● **STATED TASK**: Select, from the data, each line where "name" occurs.

Entries from a visual dataset

-- Begin --

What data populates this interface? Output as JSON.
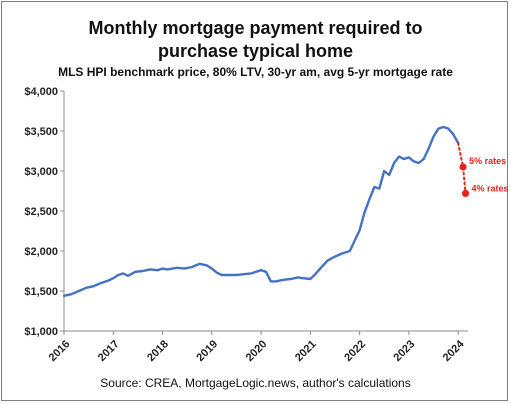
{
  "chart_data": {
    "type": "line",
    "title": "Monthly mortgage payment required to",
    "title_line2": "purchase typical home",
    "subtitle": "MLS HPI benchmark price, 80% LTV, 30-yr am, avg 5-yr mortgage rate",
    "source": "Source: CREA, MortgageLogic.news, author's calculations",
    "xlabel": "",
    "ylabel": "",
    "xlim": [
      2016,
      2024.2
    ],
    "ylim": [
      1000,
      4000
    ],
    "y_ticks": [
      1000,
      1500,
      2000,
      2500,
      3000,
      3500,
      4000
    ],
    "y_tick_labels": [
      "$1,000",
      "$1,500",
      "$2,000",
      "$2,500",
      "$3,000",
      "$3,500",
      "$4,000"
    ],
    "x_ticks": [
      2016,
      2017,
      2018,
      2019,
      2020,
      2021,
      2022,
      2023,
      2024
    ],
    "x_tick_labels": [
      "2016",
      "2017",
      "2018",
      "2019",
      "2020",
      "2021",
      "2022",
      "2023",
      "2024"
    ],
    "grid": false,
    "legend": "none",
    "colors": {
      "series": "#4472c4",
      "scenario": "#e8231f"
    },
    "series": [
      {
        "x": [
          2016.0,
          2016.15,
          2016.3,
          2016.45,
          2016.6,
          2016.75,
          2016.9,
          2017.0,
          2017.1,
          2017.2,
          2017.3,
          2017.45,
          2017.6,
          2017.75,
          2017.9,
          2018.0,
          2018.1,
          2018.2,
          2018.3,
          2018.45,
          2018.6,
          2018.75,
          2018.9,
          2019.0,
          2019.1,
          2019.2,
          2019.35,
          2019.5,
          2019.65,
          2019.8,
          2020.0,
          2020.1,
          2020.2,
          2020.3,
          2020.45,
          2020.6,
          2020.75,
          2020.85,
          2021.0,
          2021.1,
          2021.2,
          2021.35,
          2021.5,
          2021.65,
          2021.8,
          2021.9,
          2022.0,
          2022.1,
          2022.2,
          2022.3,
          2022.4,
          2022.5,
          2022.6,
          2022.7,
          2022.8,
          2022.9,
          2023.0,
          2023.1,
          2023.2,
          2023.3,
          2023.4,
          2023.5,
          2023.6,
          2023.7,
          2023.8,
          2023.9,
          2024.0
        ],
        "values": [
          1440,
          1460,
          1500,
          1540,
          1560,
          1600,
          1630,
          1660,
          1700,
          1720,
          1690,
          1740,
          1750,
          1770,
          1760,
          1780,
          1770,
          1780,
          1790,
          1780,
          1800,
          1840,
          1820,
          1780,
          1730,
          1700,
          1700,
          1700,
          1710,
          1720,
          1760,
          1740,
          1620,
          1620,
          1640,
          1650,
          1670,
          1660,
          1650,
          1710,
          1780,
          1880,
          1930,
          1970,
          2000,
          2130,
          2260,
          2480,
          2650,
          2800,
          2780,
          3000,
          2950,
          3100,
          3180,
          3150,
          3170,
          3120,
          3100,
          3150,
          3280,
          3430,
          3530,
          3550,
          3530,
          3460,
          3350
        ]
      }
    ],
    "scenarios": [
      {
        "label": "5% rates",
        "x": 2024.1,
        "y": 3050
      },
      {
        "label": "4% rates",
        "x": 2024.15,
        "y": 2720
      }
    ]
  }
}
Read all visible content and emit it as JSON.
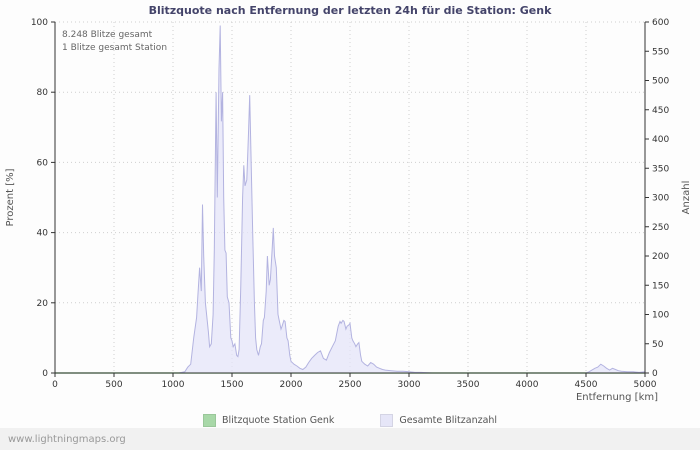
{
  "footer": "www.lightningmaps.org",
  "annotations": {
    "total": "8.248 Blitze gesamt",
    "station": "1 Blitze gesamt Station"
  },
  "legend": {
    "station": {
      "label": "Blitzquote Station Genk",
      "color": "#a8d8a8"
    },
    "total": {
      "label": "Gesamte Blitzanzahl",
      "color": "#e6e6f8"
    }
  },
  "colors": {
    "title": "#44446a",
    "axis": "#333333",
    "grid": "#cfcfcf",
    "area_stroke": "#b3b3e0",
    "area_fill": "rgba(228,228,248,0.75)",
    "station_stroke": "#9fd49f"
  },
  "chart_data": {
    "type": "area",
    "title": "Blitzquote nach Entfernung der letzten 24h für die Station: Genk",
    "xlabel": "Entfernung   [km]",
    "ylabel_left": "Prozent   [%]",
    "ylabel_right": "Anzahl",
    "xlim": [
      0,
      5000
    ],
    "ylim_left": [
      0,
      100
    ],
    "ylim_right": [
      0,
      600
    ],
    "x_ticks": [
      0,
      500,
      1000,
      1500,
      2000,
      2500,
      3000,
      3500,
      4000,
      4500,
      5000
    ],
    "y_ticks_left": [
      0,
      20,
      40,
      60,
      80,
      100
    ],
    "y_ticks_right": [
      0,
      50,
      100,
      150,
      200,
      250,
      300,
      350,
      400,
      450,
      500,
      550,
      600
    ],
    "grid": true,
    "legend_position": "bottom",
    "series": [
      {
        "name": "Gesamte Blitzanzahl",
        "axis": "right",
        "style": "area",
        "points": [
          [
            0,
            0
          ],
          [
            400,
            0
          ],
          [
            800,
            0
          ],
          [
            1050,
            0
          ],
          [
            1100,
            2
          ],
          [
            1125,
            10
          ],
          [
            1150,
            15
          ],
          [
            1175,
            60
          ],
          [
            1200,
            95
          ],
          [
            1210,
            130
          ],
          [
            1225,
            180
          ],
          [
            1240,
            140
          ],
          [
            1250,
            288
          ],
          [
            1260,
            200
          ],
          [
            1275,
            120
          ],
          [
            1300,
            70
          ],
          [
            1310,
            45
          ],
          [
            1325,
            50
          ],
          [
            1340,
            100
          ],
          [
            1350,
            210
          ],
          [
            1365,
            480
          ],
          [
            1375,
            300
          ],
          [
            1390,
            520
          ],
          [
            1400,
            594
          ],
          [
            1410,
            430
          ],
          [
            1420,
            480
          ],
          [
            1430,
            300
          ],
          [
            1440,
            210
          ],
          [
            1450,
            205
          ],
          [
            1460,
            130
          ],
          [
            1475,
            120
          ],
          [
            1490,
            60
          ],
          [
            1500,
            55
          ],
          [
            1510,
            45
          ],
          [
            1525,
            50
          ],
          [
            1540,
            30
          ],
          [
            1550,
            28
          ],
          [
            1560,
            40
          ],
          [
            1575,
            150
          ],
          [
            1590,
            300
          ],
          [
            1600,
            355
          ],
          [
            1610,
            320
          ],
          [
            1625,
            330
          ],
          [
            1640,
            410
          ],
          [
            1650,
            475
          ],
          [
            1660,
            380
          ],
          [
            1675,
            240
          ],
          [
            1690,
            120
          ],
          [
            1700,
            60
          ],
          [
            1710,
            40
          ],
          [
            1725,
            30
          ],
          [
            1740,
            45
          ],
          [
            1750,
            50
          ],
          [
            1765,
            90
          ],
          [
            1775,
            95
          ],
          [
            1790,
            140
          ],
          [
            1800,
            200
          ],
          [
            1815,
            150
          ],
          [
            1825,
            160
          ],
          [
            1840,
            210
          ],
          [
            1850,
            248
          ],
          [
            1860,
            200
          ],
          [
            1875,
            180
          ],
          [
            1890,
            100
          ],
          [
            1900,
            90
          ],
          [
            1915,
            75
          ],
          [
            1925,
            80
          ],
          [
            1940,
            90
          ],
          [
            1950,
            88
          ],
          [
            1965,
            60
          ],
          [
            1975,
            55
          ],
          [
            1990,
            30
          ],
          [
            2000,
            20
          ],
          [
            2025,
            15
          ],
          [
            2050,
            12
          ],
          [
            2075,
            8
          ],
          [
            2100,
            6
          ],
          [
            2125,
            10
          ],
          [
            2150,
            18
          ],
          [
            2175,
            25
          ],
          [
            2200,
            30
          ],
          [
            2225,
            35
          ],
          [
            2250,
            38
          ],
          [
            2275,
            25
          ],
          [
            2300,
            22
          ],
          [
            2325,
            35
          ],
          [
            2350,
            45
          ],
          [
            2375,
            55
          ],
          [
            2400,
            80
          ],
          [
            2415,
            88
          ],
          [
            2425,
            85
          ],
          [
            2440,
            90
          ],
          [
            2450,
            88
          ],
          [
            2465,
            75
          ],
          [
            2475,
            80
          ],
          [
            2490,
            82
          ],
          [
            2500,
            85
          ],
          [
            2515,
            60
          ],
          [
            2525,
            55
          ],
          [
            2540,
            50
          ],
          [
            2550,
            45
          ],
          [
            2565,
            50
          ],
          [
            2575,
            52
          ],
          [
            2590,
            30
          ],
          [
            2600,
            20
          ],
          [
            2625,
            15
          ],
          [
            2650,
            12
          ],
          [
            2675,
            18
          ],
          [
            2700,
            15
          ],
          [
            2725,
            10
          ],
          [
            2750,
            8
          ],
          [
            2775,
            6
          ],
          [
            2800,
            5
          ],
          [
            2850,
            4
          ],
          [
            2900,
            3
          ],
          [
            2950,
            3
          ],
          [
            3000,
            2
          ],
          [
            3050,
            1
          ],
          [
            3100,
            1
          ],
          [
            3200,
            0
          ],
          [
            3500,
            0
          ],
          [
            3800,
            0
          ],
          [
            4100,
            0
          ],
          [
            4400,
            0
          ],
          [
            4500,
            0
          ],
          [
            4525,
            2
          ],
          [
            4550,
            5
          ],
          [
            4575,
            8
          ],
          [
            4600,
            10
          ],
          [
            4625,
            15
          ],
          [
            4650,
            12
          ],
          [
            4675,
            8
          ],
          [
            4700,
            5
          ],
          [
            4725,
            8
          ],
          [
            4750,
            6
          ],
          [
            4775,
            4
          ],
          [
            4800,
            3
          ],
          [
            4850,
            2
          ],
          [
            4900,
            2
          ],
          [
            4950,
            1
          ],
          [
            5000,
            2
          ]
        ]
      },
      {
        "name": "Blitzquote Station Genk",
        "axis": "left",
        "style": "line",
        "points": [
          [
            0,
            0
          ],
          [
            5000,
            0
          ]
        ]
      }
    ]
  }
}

-- End --

● **TASK OUTPUT**:
        "name": "Gesamte Blitzanzahl",
        "name": "Blitzquote Station Genk",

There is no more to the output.